--- START RECORDS FOR THIS EXERCISE ---

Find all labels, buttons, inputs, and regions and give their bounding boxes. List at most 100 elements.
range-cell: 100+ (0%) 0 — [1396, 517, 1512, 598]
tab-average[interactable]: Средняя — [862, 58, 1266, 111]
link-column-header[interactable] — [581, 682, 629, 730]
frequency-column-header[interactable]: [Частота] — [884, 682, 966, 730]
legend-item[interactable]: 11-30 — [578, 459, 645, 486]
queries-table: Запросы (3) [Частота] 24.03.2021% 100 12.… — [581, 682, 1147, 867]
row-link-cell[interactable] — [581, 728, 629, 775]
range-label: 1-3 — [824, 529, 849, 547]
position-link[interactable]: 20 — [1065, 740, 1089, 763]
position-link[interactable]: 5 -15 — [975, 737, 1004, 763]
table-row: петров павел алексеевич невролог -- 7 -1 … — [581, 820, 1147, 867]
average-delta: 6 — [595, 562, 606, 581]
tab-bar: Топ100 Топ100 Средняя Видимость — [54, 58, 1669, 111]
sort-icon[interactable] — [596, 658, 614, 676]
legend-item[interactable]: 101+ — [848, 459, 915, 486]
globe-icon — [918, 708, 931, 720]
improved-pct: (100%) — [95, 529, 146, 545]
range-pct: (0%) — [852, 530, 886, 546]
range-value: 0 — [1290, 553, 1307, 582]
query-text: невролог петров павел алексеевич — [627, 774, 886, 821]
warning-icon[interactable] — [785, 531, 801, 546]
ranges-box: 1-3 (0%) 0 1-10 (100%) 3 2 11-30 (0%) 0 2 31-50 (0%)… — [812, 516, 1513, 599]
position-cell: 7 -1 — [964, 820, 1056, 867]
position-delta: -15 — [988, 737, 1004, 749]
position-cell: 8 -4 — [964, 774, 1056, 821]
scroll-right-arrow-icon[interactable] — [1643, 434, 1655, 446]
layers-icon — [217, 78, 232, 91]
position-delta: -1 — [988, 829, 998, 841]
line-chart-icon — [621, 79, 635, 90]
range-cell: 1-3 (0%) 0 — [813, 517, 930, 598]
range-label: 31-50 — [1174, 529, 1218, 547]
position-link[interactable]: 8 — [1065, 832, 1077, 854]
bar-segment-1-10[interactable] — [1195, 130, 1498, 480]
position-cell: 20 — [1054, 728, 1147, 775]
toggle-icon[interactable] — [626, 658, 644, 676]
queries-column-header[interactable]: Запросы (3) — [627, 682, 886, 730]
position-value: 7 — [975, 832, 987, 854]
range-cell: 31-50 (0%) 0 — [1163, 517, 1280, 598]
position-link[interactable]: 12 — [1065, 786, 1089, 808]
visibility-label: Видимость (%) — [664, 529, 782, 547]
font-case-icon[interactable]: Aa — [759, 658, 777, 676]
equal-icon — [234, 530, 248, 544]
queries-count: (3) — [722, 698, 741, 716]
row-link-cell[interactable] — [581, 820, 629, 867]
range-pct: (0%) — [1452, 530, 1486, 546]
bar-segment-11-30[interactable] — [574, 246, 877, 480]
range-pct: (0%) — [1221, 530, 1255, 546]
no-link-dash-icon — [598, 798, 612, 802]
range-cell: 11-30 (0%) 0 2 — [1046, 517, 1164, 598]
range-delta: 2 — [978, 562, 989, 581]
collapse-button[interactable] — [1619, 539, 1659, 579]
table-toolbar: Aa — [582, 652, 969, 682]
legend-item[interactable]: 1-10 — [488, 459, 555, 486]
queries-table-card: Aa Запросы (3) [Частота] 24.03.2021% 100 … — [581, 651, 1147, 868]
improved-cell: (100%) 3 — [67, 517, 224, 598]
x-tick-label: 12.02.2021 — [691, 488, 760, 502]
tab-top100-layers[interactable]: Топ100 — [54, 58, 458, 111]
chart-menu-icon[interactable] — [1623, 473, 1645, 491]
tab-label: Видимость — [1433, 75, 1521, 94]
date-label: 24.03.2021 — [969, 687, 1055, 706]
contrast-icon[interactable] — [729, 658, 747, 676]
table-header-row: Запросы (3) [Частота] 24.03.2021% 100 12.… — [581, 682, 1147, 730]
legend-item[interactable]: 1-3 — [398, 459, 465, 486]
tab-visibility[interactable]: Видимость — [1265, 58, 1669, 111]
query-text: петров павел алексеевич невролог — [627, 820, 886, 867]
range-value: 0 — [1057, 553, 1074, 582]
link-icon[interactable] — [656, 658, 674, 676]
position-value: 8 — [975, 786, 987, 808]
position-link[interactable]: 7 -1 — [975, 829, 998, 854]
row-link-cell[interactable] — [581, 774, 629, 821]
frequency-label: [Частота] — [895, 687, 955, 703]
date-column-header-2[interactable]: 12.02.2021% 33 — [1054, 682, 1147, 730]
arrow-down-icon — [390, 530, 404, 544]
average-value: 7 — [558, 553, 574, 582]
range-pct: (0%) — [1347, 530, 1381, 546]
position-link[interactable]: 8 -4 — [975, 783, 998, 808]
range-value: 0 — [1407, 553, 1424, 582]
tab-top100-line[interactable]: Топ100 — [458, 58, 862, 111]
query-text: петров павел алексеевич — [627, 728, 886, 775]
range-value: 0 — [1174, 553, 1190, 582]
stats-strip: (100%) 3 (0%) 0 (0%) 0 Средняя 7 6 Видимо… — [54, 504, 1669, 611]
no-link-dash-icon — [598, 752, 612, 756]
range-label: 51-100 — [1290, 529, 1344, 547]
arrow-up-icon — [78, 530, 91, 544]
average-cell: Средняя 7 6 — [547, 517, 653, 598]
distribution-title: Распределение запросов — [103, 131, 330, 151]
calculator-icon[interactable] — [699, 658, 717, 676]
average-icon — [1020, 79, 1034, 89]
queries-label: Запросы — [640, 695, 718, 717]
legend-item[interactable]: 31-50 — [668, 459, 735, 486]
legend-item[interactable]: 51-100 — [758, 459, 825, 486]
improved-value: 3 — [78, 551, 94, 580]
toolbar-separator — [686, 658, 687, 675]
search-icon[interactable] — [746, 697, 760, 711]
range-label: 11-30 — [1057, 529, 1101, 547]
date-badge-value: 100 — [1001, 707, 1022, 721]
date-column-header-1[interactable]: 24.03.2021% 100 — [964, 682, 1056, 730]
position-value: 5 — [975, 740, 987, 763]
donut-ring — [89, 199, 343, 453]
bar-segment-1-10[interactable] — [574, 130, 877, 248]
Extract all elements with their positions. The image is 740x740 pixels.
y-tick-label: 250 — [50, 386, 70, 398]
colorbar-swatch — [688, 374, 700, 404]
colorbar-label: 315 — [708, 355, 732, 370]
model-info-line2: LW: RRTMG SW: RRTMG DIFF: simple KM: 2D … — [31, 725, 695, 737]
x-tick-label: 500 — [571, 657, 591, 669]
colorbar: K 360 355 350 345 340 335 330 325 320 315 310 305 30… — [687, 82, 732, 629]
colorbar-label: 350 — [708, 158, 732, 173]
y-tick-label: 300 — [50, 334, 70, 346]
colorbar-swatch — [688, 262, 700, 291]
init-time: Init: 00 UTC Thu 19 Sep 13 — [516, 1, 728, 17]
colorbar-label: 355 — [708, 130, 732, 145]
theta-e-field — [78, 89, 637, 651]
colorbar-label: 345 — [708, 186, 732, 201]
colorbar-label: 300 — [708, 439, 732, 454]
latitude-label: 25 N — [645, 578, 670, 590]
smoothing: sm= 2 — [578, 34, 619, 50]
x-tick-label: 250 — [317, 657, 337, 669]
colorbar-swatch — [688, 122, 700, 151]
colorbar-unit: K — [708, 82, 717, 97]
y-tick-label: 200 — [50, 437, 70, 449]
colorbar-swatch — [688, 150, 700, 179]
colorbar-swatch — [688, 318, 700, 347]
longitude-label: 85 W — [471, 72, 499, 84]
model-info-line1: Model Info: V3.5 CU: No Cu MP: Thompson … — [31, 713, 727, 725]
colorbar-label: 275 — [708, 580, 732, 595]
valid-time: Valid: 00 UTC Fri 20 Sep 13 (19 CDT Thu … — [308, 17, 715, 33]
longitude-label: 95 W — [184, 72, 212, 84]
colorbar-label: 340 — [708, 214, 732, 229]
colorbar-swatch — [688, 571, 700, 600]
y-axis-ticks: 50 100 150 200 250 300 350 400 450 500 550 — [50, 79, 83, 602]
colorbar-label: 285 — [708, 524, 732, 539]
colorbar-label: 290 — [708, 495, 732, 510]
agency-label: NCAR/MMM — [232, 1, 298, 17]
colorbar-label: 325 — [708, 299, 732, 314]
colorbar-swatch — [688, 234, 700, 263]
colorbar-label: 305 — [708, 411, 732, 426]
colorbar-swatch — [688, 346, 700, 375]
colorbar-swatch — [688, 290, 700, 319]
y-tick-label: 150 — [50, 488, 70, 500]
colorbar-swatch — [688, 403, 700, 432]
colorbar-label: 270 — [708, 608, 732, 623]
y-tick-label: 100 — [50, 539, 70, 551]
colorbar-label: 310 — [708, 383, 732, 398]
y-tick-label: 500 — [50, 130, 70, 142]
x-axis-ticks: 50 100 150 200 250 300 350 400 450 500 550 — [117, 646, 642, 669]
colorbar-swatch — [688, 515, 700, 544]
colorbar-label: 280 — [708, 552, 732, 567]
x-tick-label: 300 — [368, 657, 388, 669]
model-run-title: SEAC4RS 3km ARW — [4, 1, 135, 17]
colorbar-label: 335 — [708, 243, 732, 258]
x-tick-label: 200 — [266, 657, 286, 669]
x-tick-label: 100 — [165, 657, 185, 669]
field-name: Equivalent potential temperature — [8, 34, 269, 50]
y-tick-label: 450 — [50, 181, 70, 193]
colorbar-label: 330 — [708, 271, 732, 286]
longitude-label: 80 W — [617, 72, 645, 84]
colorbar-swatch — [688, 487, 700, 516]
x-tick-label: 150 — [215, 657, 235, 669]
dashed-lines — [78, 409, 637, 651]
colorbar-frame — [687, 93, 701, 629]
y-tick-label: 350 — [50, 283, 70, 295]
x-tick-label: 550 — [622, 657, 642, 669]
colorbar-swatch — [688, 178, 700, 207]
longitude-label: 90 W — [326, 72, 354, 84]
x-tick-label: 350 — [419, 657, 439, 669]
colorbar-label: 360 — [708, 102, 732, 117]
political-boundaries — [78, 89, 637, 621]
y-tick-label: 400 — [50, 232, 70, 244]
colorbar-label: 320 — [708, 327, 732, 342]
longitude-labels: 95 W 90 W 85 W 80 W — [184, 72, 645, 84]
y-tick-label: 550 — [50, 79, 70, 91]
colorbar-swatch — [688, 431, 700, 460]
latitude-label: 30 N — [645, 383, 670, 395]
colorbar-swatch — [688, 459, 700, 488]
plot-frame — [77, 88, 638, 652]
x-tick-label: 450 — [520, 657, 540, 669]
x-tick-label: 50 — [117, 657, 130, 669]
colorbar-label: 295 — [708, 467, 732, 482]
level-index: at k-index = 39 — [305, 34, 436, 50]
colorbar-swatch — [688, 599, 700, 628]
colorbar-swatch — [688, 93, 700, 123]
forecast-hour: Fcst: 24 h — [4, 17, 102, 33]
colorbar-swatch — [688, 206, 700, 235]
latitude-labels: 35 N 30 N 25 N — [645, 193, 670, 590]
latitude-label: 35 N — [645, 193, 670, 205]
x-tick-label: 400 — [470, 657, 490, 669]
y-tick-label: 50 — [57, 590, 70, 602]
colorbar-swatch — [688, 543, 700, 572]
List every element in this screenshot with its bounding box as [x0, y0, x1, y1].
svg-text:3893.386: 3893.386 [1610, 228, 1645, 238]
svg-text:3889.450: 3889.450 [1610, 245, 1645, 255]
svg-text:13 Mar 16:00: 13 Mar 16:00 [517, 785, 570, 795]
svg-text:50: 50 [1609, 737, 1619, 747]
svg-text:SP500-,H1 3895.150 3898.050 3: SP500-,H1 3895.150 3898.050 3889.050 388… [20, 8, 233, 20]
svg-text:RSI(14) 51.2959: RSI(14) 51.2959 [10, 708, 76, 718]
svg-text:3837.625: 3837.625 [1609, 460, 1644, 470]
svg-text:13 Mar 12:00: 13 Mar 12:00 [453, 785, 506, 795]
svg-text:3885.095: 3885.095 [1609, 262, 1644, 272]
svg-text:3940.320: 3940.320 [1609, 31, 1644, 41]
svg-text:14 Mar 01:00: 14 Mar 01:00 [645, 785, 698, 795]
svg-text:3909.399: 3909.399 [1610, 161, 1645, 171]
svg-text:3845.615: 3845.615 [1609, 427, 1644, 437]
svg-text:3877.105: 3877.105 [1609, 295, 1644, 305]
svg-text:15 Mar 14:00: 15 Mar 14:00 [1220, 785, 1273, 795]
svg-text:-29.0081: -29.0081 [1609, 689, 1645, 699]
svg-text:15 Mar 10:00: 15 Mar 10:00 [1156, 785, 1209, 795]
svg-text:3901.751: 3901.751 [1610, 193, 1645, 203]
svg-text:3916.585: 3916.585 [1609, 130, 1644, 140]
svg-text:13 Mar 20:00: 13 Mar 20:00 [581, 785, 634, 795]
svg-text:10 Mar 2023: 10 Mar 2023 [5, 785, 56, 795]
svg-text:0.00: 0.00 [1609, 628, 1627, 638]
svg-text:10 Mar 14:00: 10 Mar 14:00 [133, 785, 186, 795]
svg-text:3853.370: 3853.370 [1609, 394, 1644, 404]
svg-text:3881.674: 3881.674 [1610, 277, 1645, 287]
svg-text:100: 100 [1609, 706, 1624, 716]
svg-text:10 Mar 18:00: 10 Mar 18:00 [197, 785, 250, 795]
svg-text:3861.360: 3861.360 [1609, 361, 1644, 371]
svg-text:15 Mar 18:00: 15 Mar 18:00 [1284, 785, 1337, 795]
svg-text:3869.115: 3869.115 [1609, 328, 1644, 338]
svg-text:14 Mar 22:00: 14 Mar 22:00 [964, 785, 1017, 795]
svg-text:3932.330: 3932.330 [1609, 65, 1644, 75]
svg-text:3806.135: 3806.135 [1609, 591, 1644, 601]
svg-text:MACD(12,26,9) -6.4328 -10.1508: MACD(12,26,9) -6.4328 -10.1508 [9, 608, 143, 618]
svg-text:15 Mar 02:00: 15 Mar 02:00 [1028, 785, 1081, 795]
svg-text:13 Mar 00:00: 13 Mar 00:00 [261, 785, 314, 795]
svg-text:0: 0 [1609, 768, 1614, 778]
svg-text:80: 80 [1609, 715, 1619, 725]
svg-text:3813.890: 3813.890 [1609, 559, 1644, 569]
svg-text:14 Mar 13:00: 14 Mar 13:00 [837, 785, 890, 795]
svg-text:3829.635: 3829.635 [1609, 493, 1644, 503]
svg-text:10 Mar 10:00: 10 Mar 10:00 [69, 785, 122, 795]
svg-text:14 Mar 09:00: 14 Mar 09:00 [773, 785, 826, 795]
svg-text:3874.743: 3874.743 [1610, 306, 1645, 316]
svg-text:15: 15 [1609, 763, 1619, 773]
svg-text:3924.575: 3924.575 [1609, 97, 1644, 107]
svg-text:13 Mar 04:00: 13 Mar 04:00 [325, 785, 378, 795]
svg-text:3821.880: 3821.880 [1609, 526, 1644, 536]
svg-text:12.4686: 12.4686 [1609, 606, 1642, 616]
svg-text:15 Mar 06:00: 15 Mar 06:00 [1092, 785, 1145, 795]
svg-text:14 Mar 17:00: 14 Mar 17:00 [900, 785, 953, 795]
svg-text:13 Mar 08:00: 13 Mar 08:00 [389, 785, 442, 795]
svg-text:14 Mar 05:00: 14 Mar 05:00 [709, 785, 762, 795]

--- END RECORDS FOR THIS EXERCISE ---

_EXERCISE:_ Copy the entries above verbatim, from the first line up to and including the line that contains "tab-bar: Топ100 Топ100".

_RESULT OF THIS TASK:_
Find all labels, buttons, inputs, and regions and give their bounding boxes. List at most 100 elements.
range-cell: 100+ (0%) 0 — [1396, 517, 1512, 598]
tab-average[interactable]: Средняя — [862, 58, 1266, 111]
link-column-header[interactable] — [581, 682, 629, 730]
frequency-column-header[interactable]: [Частота] — [884, 682, 966, 730]
legend-item[interactable]: 11-30 — [578, 459, 645, 486]
queries-table: Запросы (3) [Частота] 24.03.2021% 100 12.… — [581, 682, 1147, 867]
row-link-cell[interactable] — [581, 728, 629, 775]
range-label: 1-3 — [824, 529, 849, 547]
position-link[interactable]: 20 — [1065, 740, 1089, 763]
position-link[interactable]: 5 -15 — [975, 737, 1004, 763]
table-row: петров павел алексеевич невролог -- 7 -1 … — [581, 820, 1147, 867]
average-delta: 6 — [595, 562, 606, 581]
tab-bar: Топ100 Топ100 Средняя Видимость — [54, 58, 1669, 111]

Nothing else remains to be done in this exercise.